> Your objective
Each line containing the word "name" must be collected.

> Records provided
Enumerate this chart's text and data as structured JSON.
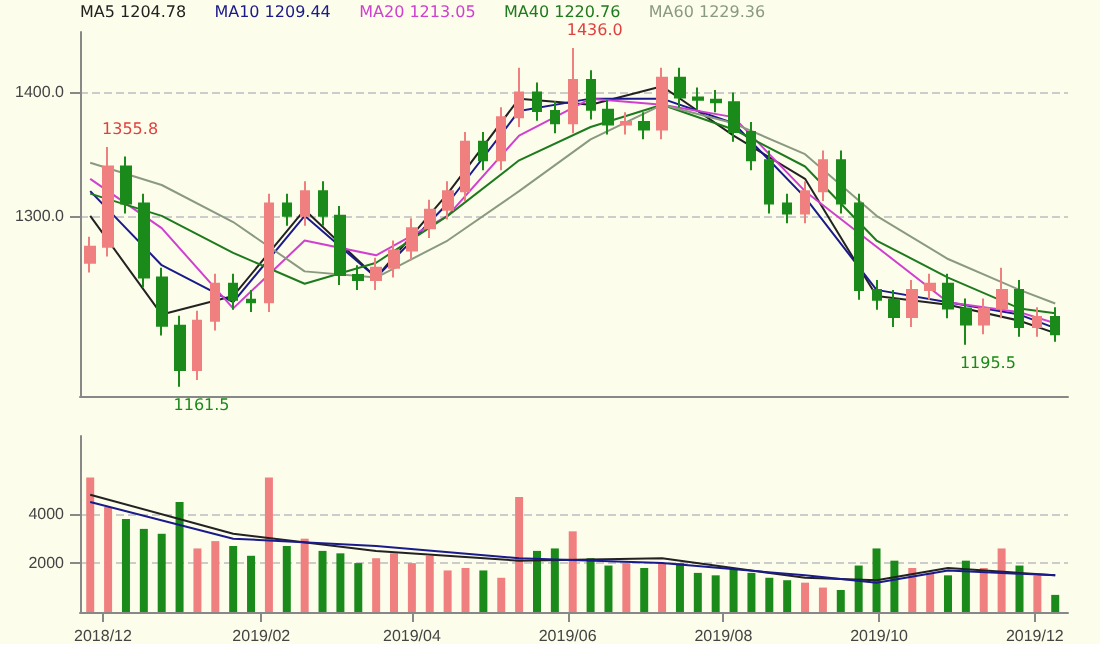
{
  "chart_data": [
    {
      "type": "candlestick",
      "x": [
        "2018-11-26",
        "2018-12-03",
        "2018-12-10",
        "2018-12-17",
        "2018-12-24",
        "2018-12-31",
        "2019-01-07",
        "2019-01-14",
        "2019-01-21",
        "2019-01-28",
        "2019-02-04",
        "2019-02-11",
        "2019-02-18",
        "2019-02-25",
        "2019-03-04",
        "2019-03-11",
        "2019-03-18",
        "2019-03-25",
        "2019-04-01",
        "2019-04-08",
        "2019-04-15",
        "2019-04-22",
        "2019-04-29",
        "2019-05-06",
        "2019-05-13",
        "2019-05-20",
        "2019-05-27",
        "2019-06-03",
        "2019-06-10",
        "2019-06-17",
        "2019-06-24",
        "2019-07-01",
        "2019-07-08",
        "2019-07-15",
        "2019-07-22",
        "2019-07-29",
        "2019-08-05",
        "2019-08-12",
        "2019-08-19",
        "2019-08-26",
        "2019-09-02",
        "2019-09-09",
        "2019-09-16",
        "2019-09-23",
        "2019-09-30",
        "2019-10-07",
        "2019-10-14",
        "2019-10-21",
        "2019-10-28",
        "2019-11-04",
        "2019-11-11",
        "2019-11-18",
        "2019-11-25",
        "2019-12-02",
        "2019-12-09"
      ],
      "ohlc": [
        [
          1262,
          1283,
          1254,
          1275
        ],
        [
          1275,
          1355.8,
          1267,
          1340
        ],
        [
          1340,
          1348,
          1302,
          1310
        ],
        [
          1310,
          1318,
          1242,
          1250
        ],
        [
          1250,
          1258,
          1203,
          1211
        ],
        [
          1211,
          1219,
          1161.5,
          1175
        ],
        [
          1175,
          1223,
          1167,
          1215
        ],
        [
          1215,
          1253,
          1207,
          1245
        ],
        [
          1245,
          1253,
          1224,
          1232
        ],
        [
          1232,
          1240,
          1222,
          1230
        ],
        [
          1230,
          1318,
          1222,
          1310
        ],
        [
          1310,
          1318,
          1292,
          1300
        ],
        [
          1300,
          1328,
          1292,
          1320
        ],
        [
          1320,
          1328,
          1292,
          1300
        ],
        [
          1300,
          1308,
          1244,
          1252
        ],
        [
          1252,
          1260,
          1240,
          1248
        ],
        [
          1248,
          1266,
          1240,
          1258
        ],
        [
          1258,
          1280,
          1250,
          1272
        ],
        [
          1272,
          1298,
          1264,
          1290
        ],
        [
          1290,
          1313,
          1282,
          1305
        ],
        [
          1305,
          1328,
          1297,
          1320
        ],
        [
          1320,
          1368,
          1312,
          1360
        ],
        [
          1360,
          1368,
          1337,
          1345
        ],
        [
          1345,
          1388,
          1337,
          1380
        ],
        [
          1380,
          1420,
          1372,
          1400
        ],
        [
          1400,
          1408,
          1377,
          1385
        ],
        [
          1385,
          1393,
          1367,
          1375
        ],
        [
          1375,
          1436,
          1367,
          1410
        ],
        [
          1410,
          1418,
          1378,
          1386
        ],
        [
          1386,
          1394,
          1366,
          1374
        ],
        [
          1374,
          1384,
          1366,
          1376
        ],
        [
          1376,
          1384,
          1362,
          1370
        ],
        [
          1370,
          1420,
          1362,
          1412
        ],
        [
          1412,
          1420,
          1388,
          1396
        ],
        [
          1396,
          1404,
          1386,
          1394
        ],
        [
          1394,
          1402,
          1384,
          1392
        ],
        [
          1392,
          1400,
          1360,
          1368
        ],
        [
          1368,
          1376,
          1337,
          1345
        ],
        [
          1345,
          1353,
          1302,
          1310
        ],
        [
          1310,
          1318,
          1294,
          1302
        ],
        [
          1302,
          1328,
          1294,
          1320
        ],
        [
          1320,
          1353,
          1312,
          1345
        ],
        [
          1345,
          1353,
          1302,
          1310
        ],
        [
          1310,
          1318,
          1232,
          1240
        ],
        [
          1240,
          1248,
          1224,
          1232
        ],
        [
          1232,
          1240,
          1210,
          1218
        ],
        [
          1218,
          1248,
          1210,
          1240
        ],
        [
          1240,
          1253,
          1232,
          1245
        ],
        [
          1245,
          1253,
          1217,
          1225
        ],
        [
          1225,
          1233,
          1195.5,
          1212
        ],
        [
          1212,
          1233,
          1204,
          1225
        ],
        [
          1225,
          1258,
          1217,
          1240
        ],
        [
          1240,
          1248,
          1202,
          1210
        ],
        [
          1210,
          1226,
          1202,
          1218
        ],
        [
          1218,
          1226,
          1198,
          1204
        ]
      ],
      "colors": [
        "#f08080",
        "#f08080",
        "#1a8a1a",
        "#1a8a1a",
        "#1a8a1a",
        "#1a8a1a",
        "#f08080",
        "#f08080",
        "#1a8a1a",
        "#1a8a1a",
        "#f08080",
        "#1a8a1a",
        "#f08080",
        "#1a8a1a",
        "#1a8a1a",
        "#1a8a1a",
        "#f08080",
        "#f08080",
        "#f08080",
        "#f08080",
        "#f08080",
        "#f08080",
        "#1a8a1a",
        "#f08080",
        "#f08080",
        "#1a8a1a",
        "#1a8a1a",
        "#f08080",
        "#1a8a1a",
        "#1a8a1a",
        "#f08080",
        "#1a8a1a",
        "#f08080",
        "#1a8a1a",
        "#1a8a1a",
        "#1a8a1a",
        "#1a8a1a",
        "#1a8a1a",
        "#1a8a1a",
        "#1a8a1a",
        "#f08080",
        "#f08080",
        "#1a8a1a",
        "#1a8a1a",
        "#1a8a1a",
        "#1a8a1a",
        "#f08080",
        "#f08080",
        "#1a8a1a",
        "#1a8a1a",
        "#f08080",
        "#f08080",
        "#1a8a1a",
        "#f08080",
        "#1a8a1a"
      ],
      "series": [
        {
          "type": "line",
          "name": "MA5 1204.78",
          "color": "#222222",
          "x": [
            "2018-11-26",
            "2018-12-24",
            "2019-01-21",
            "2019-02-18",
            "2019-03-18",
            "2019-04-15",
            "2019-05-13",
            "2019-06-10",
            "2019-07-08",
            "2019-08-05",
            "2019-09-02",
            "2019-09-30",
            "2019-10-28",
            "2019-11-25",
            "2019-12-09"
          ],
          "values": [
            1300,
            1220,
            1235,
            1305,
            1250,
            1318,
            1395,
            1390,
            1405,
            1365,
            1330,
            1235,
            1228,
            1215,
            1205
          ]
        },
        {
          "type": "line",
          "name": "MA10 1209.44",
          "color": "#1a1a8c",
          "x": [
            "2018-11-26",
            "2018-12-24",
            "2019-01-21",
            "2019-02-18",
            "2019-03-18",
            "2019-04-15",
            "2019-05-13",
            "2019-06-10",
            "2019-07-08",
            "2019-08-05",
            "2019-09-02",
            "2019-09-30",
            "2019-10-28",
            "2019-11-25",
            "2019-12-09"
          ],
          "values": [
            1320,
            1260,
            1230,
            1300,
            1250,
            1310,
            1385,
            1395,
            1395,
            1375,
            1315,
            1240,
            1230,
            1220,
            1209
          ]
        },
        {
          "type": "line",
          "name": "MA20 1213.05",
          "color": "#d040d0",
          "x": [
            "2018-11-26",
            "2018-12-24",
            "2019-01-21",
            "2019-02-18",
            "2019-03-18",
            "2019-04-15",
            "2019-05-13",
            "2019-06-10",
            "2019-07-08",
            "2019-08-05",
            "2019-09-02",
            "2019-09-30",
            "2019-10-28",
            "2019-11-25",
            "2019-12-09"
          ],
          "values": [
            1330,
            1290,
            1225,
            1280,
            1268,
            1300,
            1365,
            1395,
            1390,
            1380,
            1320,
            1275,
            1230,
            1222,
            1213
          ]
        },
        {
          "type": "line",
          "name": "MA40 1220.76",
          "color": "#1e7a1e",
          "x": [
            "2018-11-26",
            "2018-12-24",
            "2019-01-21",
            "2019-02-18",
            "2019-03-18",
            "2019-04-15",
            "2019-05-13",
            "2019-06-10",
            "2019-07-08",
            "2019-08-05",
            "2019-09-02",
            "2019-09-30",
            "2019-10-28",
            "2019-11-25",
            "2019-12-09"
          ],
          "values": [
            1318,
            1300,
            1270,
            1245,
            1262,
            1300,
            1345,
            1372,
            1390,
            1370,
            1340,
            1280,
            1250,
            1225,
            1221
          ]
        },
        {
          "type": "line",
          "name": "MA60 1229.36",
          "color": "#8a9a80",
          "x": [
            "2018-11-26",
            "2018-12-24",
            "2019-01-21",
            "2019-02-18",
            "2019-03-18",
            "2019-04-15",
            "2019-05-13",
            "2019-06-10",
            "2019-07-08",
            "2019-08-05",
            "2019-09-02",
            "2019-09-30",
            "2019-10-28",
            "2019-11-25",
            "2019-12-09"
          ],
          "values": [
            1343,
            1325,
            1295,
            1255,
            1250,
            1280,
            1320,
            1362,
            1390,
            1375,
            1350,
            1300,
            1265,
            1240,
            1229
          ]
        }
      ],
      "annotations": [
        {
          "text": "1355.8",
          "x": "2018-12-03",
          "y": 1355.8
        },
        {
          "text": "1161.5",
          "x": "2018-12-31",
          "y": 1161.5
        },
        {
          "text": "1436.0",
          "x": "2019-06-03",
          "y": 1436
        },
        {
          "text": "1195.5",
          "x": "2019-11-04",
          "y": 1195.5
        }
      ],
      "xlim": [
        "2018-11-22",
        "2019-12-14"
      ],
      "ylim": [
        1154,
        1449
      ],
      "yticks": [
        {
          "value": 1300,
          "label": "1300.0"
        },
        {
          "value": 1400,
          "label": "1400.0"
        }
      ],
      "tick_labels": "y",
      "grid": "y",
      "line_style": "solid",
      "marker": "none"
    },
    {
      "type": "bar",
      "x": [
        "2018-11-26",
        "2018-12-03",
        "2018-12-10",
        "2018-12-17",
        "2018-12-24",
        "2018-12-31",
        "2019-01-07",
        "2019-01-14",
        "2019-01-21",
        "2019-01-28",
        "2019-02-04",
        "2019-02-11",
        "2019-02-18",
        "2019-02-25",
        "2019-03-04",
        "2019-03-11",
        "2019-03-18",
        "2019-03-25",
        "2019-04-01",
        "2019-04-08",
        "2019-04-15",
        "2019-04-22",
        "2019-04-29",
        "2019-05-06",
        "2019-05-13",
        "2019-05-20",
        "2019-05-27",
        "2019-06-03",
        "2019-06-10",
        "2019-06-17",
        "2019-06-24",
        "2019-07-01",
        "2019-07-08",
        "2019-07-15",
        "2019-07-22",
        "2019-07-29",
        "2019-08-05",
        "2019-08-12",
        "2019-08-19",
        "2019-08-26",
        "2019-09-02",
        "2019-09-09",
        "2019-09-16",
        "2019-09-23",
        "2019-09-30",
        "2019-10-07",
        "2019-10-14",
        "2019-10-21",
        "2019-10-28",
        "2019-11-04",
        "2019-11-11",
        "2019-11-18",
        "2019-11-25",
        "2019-12-02",
        "2019-12-09"
      ],
      "values": [
        5500,
        4300,
        3800,
        3400,
        3200,
        4500,
        2600,
        2900,
        2700,
        2300,
        5500,
        2700,
        3000,
        2500,
        2400,
        2000,
        2200,
        2400,
        2000,
        2300,
        1700,
        1800,
        1700,
        1400,
        4700,
        2500,
        2600,
        3300,
        2200,
        1900,
        2000,
        1800,
        2000,
        2000,
        1600,
        1500,
        1800,
        1600,
        1400,
        1300,
        1200,
        1000,
        900,
        1900,
        2600,
        2100,
        1800,
        1600,
        1500,
        2100,
        1800,
        2600,
        1900,
        1500,
        700
      ],
      "colors": [
        "#f08080",
        "#f08080",
        "#1a8a1a",
        "#1a8a1a",
        "#1a8a1a",
        "#1a8a1a",
        "#f08080",
        "#f08080",
        "#1a8a1a",
        "#1a8a1a",
        "#f08080",
        "#1a8a1a",
        "#f08080",
        "#1a8a1a",
        "#1a8a1a",
        "#1a8a1a",
        "#f08080",
        "#f08080",
        "#f08080",
        "#f08080",
        "#f08080",
        "#f08080",
        "#1a8a1a",
        "#f08080",
        "#f08080",
        "#1a8a1a",
        "#1a8a1a",
        "#f08080",
        "#1a8a1a",
        "#1a8a1a",
        "#f08080",
        "#1a8a1a",
        "#f08080",
        "#1a8a1a",
        "#1a8a1a",
        "#1a8a1a",
        "#1a8a1a",
        "#1a8a1a",
        "#1a8a1a",
        "#1a8a1a",
        "#f08080",
        "#f08080",
        "#1a8a1a",
        "#1a8a1a",
        "#1a8a1a",
        "#1a8a1a",
        "#f08080",
        "#f08080",
        "#1a8a1a",
        "#1a8a1a",
        "#f08080",
        "#f08080",
        "#1a8a1a",
        "#f08080",
        "#1a8a1a"
      ],
      "series": [
        {
          "type": "line",
          "color": "#222222",
          "x": [
            "2018-11-26",
            "2019-01-21",
            "2019-03-18",
            "2019-05-13",
            "2019-07-08",
            "2019-09-02",
            "2019-09-30",
            "2019-10-28",
            "2019-12-09"
          ],
          "values": [
            4800,
            3200,
            2500,
            2100,
            2200,
            1400,
            1300,
            1800,
            1500
          ]
        },
        {
          "type": "line",
          "color": "#1a1a8c",
          "x": [
            "2018-11-26",
            "2019-01-21",
            "2019-03-18",
            "2019-05-13",
            "2019-07-08",
            "2019-09-02",
            "2019-09-30",
            "2019-10-28",
            "2019-12-09"
          ],
          "values": [
            4500,
            3000,
            2700,
            2200,
            2000,
            1500,
            1200,
            1700,
            1500
          ]
        }
      ],
      "xlim": [
        "2018-11-22",
        "2019-12-14"
      ],
      "ylim": [
        0,
        7200
      ],
      "yticks": [
        2000,
        4000
      ],
      "xticks": [
        {
          "value": "2018-12-01",
          "label": "2018/12"
        },
        {
          "value": "2019-02-01",
          "label": "2019/02"
        },
        {
          "value": "2019-04-01",
          "label": "2019/04"
        },
        {
          "value": "2019-06-01",
          "label": "2019/06"
        },
        {
          "value": "2019-08-01",
          "label": "2019/08"
        },
        {
          "value": "2019-10-01",
          "label": "2019/10"
        },
        {
          "value": "2019-12-01",
          "label": "2019/12"
        }
      ],
      "grid": "y",
      "line_style": "solid",
      "marker": "none"
    }
  ]
}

> Task result
          "name": "MA5 1204.78",
          "name": "MA10 1209.44",
          "name": "MA20 1213.05",
          "name": "MA40 1220.76",
          "name": "MA60 1229.36",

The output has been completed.